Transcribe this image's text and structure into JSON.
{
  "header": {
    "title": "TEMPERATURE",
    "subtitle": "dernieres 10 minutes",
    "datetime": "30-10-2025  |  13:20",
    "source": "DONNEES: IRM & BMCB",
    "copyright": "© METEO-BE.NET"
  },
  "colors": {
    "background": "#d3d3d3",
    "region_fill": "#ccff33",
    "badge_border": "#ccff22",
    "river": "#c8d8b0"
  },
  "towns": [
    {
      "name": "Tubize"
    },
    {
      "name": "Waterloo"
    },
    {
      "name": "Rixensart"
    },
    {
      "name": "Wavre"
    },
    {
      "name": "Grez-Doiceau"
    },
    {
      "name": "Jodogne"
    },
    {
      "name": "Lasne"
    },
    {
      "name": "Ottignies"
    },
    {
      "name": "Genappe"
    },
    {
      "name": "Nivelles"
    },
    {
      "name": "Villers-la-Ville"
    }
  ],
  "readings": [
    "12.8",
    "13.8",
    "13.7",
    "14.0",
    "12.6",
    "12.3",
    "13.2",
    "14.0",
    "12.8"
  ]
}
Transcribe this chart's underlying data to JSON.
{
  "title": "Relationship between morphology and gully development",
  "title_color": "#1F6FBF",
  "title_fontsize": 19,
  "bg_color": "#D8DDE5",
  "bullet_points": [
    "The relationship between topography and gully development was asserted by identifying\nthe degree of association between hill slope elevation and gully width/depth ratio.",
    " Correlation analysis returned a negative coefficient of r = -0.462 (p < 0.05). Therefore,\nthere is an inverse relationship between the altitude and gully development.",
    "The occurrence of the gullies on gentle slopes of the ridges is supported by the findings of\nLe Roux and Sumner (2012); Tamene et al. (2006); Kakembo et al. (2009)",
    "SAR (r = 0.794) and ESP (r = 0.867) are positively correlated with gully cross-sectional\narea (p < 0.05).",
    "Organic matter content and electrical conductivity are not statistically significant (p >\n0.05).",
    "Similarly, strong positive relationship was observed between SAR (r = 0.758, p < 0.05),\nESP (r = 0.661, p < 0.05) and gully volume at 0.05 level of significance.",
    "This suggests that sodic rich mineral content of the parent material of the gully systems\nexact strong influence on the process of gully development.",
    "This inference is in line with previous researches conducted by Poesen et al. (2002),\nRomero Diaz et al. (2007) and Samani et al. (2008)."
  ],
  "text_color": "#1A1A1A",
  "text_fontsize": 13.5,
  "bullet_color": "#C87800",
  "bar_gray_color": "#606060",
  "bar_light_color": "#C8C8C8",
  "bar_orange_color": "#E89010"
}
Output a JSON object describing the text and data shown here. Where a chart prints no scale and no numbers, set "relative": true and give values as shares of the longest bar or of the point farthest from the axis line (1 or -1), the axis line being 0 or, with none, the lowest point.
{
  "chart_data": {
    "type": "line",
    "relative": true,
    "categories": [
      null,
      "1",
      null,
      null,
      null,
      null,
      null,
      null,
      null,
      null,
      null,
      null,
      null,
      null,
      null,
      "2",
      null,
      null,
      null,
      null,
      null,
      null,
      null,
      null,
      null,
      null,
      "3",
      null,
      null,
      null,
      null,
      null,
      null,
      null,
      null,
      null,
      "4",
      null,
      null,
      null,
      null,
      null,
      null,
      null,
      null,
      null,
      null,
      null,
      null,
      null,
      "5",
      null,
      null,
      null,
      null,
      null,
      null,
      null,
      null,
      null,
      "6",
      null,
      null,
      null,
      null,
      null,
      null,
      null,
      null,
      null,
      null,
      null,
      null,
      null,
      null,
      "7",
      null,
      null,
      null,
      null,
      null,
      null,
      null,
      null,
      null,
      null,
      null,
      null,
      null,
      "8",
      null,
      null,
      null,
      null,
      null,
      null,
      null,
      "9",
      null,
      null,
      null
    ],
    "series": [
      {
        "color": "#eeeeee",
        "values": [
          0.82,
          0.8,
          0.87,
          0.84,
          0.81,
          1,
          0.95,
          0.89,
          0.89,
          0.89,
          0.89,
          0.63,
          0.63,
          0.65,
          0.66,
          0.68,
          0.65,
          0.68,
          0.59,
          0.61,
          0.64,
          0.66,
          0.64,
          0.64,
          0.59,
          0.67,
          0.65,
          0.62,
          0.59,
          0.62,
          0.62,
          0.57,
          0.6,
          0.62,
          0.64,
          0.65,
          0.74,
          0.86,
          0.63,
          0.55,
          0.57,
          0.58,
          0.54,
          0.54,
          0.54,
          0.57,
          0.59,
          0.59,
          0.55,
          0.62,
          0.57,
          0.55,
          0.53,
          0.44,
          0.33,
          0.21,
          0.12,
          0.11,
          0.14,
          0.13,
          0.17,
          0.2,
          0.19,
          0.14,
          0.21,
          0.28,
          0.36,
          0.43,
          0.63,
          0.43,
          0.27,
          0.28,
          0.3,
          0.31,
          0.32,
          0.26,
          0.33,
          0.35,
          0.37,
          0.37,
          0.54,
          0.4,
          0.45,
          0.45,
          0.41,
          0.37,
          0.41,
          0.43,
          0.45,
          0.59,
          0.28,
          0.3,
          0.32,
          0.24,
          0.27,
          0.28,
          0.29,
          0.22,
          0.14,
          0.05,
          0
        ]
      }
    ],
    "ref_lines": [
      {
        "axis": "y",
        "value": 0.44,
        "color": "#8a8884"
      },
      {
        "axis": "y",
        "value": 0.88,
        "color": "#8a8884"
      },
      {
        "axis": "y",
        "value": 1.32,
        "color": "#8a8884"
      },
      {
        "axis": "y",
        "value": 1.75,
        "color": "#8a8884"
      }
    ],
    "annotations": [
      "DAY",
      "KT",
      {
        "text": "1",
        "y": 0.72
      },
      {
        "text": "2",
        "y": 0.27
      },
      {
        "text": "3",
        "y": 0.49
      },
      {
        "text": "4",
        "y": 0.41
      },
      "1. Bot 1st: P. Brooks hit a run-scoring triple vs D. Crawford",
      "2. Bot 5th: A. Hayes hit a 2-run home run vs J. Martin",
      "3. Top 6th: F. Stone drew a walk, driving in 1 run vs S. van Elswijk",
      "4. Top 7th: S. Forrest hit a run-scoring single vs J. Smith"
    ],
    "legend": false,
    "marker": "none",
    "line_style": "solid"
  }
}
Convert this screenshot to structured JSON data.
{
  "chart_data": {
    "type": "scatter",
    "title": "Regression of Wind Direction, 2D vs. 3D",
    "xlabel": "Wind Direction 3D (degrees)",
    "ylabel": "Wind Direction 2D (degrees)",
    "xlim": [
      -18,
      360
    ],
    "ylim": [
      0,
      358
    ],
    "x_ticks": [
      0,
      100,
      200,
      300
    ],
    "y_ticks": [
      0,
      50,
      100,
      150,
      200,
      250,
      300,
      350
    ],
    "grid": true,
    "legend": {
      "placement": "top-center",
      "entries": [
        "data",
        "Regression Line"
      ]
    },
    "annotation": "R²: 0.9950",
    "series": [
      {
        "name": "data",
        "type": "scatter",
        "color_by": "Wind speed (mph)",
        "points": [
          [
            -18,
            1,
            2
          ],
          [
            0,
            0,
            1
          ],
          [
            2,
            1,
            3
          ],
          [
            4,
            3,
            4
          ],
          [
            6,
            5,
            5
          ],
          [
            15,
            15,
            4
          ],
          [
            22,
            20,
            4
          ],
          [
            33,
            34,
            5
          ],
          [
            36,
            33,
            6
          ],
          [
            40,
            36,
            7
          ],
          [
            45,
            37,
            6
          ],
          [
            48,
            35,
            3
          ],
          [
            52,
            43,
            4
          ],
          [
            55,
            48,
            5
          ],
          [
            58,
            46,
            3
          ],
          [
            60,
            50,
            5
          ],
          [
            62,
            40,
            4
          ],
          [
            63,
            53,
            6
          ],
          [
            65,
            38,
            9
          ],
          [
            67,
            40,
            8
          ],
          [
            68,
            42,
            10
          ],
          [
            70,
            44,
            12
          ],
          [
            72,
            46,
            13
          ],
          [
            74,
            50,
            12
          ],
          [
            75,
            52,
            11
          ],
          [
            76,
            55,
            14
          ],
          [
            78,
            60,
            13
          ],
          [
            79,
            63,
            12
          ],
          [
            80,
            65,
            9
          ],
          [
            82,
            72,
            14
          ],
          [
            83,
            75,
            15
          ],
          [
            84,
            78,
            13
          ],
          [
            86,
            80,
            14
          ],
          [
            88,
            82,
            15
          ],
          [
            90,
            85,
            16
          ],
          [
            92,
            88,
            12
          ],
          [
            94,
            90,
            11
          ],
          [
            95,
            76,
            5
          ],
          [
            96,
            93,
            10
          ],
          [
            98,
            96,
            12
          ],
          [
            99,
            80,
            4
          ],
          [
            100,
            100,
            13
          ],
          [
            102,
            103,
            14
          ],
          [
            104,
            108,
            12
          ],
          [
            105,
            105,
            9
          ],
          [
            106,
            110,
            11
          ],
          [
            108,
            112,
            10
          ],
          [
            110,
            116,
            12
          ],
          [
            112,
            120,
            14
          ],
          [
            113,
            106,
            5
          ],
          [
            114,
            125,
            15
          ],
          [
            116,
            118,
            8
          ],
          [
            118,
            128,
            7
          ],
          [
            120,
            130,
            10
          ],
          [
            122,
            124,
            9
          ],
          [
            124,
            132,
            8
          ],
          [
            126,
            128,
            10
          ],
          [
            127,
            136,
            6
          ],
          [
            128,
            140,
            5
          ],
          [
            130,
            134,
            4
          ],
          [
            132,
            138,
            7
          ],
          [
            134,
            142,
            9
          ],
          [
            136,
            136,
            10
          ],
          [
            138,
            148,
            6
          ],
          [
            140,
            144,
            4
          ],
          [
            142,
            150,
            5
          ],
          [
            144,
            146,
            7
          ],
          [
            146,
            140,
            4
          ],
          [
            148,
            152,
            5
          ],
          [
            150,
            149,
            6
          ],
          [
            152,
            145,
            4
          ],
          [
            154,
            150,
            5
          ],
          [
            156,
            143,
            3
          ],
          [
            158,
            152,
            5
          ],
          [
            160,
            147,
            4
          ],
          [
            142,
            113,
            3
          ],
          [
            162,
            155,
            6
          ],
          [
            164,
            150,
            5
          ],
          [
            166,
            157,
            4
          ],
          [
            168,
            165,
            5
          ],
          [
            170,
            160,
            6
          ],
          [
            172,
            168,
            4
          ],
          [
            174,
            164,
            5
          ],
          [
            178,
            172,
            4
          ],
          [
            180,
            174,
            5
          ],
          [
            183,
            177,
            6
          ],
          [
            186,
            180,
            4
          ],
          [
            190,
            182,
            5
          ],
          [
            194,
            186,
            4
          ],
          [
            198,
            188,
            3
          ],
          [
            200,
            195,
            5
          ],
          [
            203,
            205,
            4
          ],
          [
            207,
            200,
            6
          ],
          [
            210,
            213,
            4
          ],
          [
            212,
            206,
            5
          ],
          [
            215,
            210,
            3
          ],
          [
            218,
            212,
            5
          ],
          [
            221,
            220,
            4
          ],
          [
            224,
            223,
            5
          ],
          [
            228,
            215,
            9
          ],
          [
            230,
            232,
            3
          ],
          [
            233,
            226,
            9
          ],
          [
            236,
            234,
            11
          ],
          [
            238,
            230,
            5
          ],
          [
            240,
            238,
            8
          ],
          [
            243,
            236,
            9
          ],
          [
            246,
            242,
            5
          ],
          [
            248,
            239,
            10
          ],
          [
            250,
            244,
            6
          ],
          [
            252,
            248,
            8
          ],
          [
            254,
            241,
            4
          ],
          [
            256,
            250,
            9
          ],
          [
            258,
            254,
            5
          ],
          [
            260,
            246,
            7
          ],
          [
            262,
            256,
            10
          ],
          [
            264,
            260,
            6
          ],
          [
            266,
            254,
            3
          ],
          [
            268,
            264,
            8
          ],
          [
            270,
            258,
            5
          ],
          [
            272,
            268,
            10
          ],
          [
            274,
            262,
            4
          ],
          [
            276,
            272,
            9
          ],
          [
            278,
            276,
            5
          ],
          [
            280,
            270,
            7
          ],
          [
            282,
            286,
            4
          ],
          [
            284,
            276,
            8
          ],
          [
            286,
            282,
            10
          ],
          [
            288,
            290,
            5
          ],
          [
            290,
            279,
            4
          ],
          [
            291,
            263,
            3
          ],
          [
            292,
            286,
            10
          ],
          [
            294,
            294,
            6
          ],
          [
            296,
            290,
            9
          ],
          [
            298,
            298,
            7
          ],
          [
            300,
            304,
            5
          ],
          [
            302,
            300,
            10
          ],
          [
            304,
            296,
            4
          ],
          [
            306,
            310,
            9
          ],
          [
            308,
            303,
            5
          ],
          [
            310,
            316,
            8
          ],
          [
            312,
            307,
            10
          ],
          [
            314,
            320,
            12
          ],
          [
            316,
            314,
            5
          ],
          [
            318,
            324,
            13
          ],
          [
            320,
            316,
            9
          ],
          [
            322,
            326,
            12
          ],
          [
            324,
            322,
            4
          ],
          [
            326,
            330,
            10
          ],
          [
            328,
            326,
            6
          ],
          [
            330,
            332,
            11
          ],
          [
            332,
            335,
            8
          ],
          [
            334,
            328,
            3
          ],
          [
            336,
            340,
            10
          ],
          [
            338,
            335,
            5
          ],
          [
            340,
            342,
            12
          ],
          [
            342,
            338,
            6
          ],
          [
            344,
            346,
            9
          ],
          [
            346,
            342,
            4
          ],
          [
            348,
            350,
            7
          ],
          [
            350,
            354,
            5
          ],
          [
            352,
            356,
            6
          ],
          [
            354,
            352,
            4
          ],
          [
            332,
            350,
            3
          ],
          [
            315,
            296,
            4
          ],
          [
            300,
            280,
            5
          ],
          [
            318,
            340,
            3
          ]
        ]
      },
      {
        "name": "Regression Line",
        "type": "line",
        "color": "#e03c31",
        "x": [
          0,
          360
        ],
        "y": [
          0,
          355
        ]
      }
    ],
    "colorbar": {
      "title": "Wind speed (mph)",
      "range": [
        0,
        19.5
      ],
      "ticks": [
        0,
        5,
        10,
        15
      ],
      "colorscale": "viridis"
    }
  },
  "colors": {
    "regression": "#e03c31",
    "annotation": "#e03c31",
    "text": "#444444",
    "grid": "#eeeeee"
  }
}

•••••

**Problem details**: Give only a number: how many lines of the data hold the string "development"?

**The answer**: 4